Directive> Compute how many lines in the entries below contain "Bilbo", and output nothing but the number.

———

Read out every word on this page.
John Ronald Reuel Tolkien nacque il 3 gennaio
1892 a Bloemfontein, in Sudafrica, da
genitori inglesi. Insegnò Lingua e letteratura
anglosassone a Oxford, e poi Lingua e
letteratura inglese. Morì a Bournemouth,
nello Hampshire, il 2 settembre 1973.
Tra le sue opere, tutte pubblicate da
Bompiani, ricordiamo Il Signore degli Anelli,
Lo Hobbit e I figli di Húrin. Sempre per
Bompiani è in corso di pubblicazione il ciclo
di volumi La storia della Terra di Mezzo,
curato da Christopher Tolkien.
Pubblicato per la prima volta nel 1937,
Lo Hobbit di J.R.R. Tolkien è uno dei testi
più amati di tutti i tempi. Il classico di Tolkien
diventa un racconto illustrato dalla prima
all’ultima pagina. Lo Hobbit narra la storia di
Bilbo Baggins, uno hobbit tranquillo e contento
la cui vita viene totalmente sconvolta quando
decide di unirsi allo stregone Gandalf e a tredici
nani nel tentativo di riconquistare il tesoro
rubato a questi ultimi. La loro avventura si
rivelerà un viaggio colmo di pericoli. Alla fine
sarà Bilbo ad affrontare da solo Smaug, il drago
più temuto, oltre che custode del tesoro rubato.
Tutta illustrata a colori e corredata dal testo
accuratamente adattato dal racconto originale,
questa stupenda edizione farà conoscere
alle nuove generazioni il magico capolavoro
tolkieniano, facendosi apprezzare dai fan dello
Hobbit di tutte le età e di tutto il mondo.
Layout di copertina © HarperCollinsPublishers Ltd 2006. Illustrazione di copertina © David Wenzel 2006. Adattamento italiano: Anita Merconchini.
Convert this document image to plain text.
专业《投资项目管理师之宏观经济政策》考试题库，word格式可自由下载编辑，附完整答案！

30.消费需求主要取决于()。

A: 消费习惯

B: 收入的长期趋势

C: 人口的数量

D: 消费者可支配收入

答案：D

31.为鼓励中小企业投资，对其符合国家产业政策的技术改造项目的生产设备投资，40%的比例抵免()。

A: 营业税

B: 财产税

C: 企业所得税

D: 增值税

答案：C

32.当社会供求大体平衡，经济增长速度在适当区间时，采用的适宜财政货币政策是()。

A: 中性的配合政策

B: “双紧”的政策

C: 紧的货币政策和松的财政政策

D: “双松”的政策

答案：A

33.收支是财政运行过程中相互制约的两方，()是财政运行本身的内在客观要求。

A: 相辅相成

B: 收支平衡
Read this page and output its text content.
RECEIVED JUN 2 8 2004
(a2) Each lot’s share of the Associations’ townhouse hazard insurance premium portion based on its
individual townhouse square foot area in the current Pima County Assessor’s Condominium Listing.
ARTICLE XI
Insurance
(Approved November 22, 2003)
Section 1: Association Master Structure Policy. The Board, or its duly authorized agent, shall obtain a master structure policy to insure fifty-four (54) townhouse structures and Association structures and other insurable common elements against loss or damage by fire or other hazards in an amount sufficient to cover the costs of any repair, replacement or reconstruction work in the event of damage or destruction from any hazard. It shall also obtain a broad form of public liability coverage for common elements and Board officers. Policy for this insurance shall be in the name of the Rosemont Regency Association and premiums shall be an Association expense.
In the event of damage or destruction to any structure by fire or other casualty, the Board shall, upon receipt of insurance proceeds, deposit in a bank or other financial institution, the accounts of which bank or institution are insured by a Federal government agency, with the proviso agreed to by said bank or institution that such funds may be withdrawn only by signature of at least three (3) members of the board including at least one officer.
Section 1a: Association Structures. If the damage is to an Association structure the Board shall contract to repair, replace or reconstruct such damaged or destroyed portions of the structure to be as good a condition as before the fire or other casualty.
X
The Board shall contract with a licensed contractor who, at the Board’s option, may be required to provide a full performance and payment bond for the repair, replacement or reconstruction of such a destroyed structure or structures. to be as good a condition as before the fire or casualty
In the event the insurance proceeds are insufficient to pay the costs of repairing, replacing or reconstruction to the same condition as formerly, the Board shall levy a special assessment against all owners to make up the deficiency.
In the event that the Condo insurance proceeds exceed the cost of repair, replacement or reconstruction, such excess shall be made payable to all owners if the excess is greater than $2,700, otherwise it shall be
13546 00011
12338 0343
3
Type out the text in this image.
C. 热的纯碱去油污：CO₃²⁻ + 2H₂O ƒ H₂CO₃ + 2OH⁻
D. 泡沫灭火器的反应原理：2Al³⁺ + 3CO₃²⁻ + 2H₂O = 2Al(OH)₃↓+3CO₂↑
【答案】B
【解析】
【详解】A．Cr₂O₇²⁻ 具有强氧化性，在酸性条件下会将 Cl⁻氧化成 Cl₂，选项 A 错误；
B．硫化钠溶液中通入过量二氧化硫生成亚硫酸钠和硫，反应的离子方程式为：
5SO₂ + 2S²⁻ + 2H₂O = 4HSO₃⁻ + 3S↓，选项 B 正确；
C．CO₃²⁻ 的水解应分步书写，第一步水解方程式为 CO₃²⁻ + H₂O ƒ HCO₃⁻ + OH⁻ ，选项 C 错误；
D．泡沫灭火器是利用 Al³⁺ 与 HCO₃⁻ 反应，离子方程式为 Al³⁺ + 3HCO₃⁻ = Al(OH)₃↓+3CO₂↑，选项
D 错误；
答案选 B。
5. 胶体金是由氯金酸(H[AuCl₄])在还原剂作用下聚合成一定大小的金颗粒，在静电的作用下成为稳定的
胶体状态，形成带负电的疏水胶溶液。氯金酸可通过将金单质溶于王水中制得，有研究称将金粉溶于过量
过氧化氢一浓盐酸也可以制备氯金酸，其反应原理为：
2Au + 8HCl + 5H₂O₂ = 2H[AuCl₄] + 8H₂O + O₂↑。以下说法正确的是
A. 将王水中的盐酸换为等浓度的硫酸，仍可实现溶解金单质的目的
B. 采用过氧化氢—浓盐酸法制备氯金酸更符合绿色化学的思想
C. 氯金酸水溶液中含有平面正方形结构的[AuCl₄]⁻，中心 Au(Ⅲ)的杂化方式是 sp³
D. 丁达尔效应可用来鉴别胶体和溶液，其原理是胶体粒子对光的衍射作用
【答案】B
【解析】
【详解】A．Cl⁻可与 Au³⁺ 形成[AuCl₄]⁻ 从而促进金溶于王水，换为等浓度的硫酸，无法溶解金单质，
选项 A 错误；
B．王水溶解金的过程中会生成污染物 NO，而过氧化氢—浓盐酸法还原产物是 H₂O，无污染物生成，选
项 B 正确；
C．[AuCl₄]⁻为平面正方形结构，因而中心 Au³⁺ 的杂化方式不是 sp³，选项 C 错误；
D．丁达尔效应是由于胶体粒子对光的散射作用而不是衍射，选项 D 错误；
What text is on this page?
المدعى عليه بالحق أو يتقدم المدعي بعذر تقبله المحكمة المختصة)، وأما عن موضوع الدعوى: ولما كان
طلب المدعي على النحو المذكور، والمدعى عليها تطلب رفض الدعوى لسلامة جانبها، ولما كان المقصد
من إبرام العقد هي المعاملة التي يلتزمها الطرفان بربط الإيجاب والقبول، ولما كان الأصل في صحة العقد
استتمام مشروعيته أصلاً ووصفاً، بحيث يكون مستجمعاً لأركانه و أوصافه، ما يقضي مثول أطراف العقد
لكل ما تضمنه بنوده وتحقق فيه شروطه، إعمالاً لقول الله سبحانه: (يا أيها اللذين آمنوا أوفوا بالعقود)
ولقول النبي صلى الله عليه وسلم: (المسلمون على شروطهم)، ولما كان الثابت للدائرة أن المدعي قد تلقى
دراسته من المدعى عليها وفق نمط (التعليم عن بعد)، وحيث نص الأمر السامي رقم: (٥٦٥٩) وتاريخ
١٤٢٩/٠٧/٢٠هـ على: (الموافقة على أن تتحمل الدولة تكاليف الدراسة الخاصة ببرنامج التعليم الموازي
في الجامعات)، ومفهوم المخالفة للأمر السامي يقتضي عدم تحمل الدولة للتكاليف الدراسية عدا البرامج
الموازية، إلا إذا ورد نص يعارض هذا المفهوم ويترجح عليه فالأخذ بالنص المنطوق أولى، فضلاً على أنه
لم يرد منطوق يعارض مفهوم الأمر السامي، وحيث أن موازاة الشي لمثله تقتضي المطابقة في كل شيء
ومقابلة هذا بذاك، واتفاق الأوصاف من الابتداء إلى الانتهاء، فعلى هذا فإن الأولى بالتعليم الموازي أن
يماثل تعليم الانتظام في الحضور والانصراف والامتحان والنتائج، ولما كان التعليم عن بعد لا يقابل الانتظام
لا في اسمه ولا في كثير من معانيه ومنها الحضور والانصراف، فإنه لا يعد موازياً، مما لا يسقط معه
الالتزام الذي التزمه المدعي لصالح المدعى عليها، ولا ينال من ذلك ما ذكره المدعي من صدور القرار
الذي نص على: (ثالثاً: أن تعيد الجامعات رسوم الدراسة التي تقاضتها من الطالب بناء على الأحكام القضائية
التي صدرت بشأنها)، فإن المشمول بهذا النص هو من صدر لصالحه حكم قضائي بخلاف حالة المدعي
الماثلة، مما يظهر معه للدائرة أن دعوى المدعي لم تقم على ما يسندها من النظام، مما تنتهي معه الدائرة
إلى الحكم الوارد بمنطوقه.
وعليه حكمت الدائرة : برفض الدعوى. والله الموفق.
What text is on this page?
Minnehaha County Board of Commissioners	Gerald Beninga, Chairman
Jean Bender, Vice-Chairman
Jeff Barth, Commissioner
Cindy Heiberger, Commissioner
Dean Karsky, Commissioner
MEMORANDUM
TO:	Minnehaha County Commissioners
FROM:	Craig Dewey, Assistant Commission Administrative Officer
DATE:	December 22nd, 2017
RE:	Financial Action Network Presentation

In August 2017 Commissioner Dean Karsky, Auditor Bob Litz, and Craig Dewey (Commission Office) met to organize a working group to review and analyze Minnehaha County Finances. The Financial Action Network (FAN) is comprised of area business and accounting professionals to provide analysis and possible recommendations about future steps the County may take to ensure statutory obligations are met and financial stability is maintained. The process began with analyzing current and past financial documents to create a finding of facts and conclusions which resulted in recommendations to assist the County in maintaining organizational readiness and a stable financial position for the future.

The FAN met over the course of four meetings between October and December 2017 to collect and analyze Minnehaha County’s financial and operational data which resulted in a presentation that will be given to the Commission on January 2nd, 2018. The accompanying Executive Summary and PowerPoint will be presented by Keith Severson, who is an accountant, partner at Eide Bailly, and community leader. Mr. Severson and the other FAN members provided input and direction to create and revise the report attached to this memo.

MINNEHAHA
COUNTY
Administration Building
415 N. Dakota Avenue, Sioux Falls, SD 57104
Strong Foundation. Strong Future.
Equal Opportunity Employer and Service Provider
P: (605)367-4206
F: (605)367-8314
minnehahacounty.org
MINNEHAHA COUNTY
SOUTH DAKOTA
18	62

———

Solution to this exercise> 2